## What this task involves
Print the complete set of entries exactly.

## Information shown
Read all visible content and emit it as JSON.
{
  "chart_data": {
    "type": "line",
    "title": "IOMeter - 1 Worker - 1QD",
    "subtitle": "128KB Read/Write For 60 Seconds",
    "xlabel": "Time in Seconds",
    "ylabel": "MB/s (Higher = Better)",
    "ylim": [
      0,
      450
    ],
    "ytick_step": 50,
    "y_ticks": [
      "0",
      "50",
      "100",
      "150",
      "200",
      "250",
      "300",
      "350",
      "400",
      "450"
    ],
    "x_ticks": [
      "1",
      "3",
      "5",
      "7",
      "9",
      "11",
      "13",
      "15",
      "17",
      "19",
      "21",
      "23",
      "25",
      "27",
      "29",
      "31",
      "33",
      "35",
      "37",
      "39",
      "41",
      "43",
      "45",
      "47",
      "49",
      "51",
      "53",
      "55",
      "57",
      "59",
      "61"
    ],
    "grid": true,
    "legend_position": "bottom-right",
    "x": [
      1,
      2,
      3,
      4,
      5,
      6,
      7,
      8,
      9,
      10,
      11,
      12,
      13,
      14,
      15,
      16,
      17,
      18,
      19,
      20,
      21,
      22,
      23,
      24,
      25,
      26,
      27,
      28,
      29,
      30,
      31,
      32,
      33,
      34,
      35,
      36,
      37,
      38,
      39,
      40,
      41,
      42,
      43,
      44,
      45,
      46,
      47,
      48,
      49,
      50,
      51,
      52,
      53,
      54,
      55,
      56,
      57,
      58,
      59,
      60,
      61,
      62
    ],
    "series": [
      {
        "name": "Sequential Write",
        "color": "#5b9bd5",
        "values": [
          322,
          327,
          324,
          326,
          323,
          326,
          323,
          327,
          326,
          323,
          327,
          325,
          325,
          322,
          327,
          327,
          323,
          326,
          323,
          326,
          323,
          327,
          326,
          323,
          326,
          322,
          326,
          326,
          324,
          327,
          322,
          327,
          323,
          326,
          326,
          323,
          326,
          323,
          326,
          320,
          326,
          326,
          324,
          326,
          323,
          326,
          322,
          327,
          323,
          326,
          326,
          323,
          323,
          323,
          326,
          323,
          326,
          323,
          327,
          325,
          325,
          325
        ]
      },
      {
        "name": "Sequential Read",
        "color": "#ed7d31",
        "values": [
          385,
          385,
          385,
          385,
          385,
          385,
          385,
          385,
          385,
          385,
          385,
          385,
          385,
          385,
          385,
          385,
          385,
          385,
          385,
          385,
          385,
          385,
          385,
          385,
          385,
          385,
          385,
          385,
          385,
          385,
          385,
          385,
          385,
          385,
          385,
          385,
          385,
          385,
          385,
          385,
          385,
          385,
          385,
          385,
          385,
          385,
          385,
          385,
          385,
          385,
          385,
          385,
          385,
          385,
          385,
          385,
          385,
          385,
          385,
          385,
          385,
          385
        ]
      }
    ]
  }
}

## Answer to this task
Read all visible content and emit it as JSON.
{
  "chart_data": {
    "type": "line",
    "title": "IOMeter - 1 Worker - 1QD",
    "subtitle": "128KB Read/Write For 60 Seconds",
    "xlabel": "Time in Seconds",
    "ylabel": "MB/s (Higher = Better)",
    "ylim": [
      0,
      450
    ],
    "ytick_step": 50,
    "y_ticks": [
      "0",
      "50",
      "100",
      "150",
      "200",
      "250",
      "300",
      "350",
      "400",
      "450"
    ],
    "x_ticks": [
      "1",
      "3",
      "5",
      "7",
      "9",
      "11",
      "13",
      "15",
      "17",
      "19",
      "21",
      "23",
      "25",
      "27",
      "29",
      "31",
      "33",
      "35",
      "37",
      "39",
      "41",
      "43",
      "45",
      "47",
      "49",
      "51",
      "53",
      "55",
      "57",
      "59",
      "61"
    ],
    "grid": true,
    "legend_position": "bottom-right",
    "x": [
      1,
      2,
      3,
      4,
      5,
      6,
      7,
      8,
      9,
      10,
      11,
      12,
      13,
      14,
      15,
      16,
      17,
      18,
      19,
      20,
      21,
      22,
      23,
      24,
      25,
      26,
      27,
      28,
      29,
      30,
      31,
      32,
      33,
      34,
      35,
      36,
      37,
      38,
      39,
      40,
      41,
      42,
      43,
      44,
      45,
      46,
      47,
      48,
      49,
      50,
      51,
      52,
      53,
      54,
      55,
      56,
      57,
      58,
      59,
      60,
      61,
      62
    ],
    "series": [
      {
        "name": "Sequential Write",
        "color": "#5b9bd5",
        "values": [
          322,
          327,
          324,
          326,
          323,
          326,
          323,
          327,
          326,
          323,
          327,
          325,
          325,
          322,
          327,
          327,
          323,
          326,
          323,
          326,
          323,
          327,
          326,
          323,
          326,
          322,
          326,
          326,
          324,
          327,
          322,
          327,
          323,
          326,
          326,
          323,
          326,
          323,
          326,
          320,
          326,
          326,
          324,
          326,
          323,
          326,
          322,
          327,
          323,
          326,
          326,
          323,
          323,
          323,
          326,
          323,
          326,
          323,
          327,
          325,
          325,
          325
        ]
      },
      {
        "name": "Sequential Read",
        "color": "#ed7d31",
        "values": [
          385,
          385,
          385,
          385,
          385,
          385,
          385,
          385,
          385,
          385,
          385,
          385,
          385,
          385,
          385,
          385,
          385,
          385,
          385,
          385,
          385,
          385,
          385,
          385,
          385,
          385,
          385,
          385,
          385,
          385,
          385,
          385,
          385,
          385,
          385,
          385,
          385,
          385,
          385,
          385,
          385,
          385,
          385,
          385,
          385,
          385,
          385,
          385,
          385,
          385,
          385,
          385,
          385,
          385,
          385,
          385,
          385,
          385,
          385,
          385,
          385,
          385
        ]
      }
    ]
  }
}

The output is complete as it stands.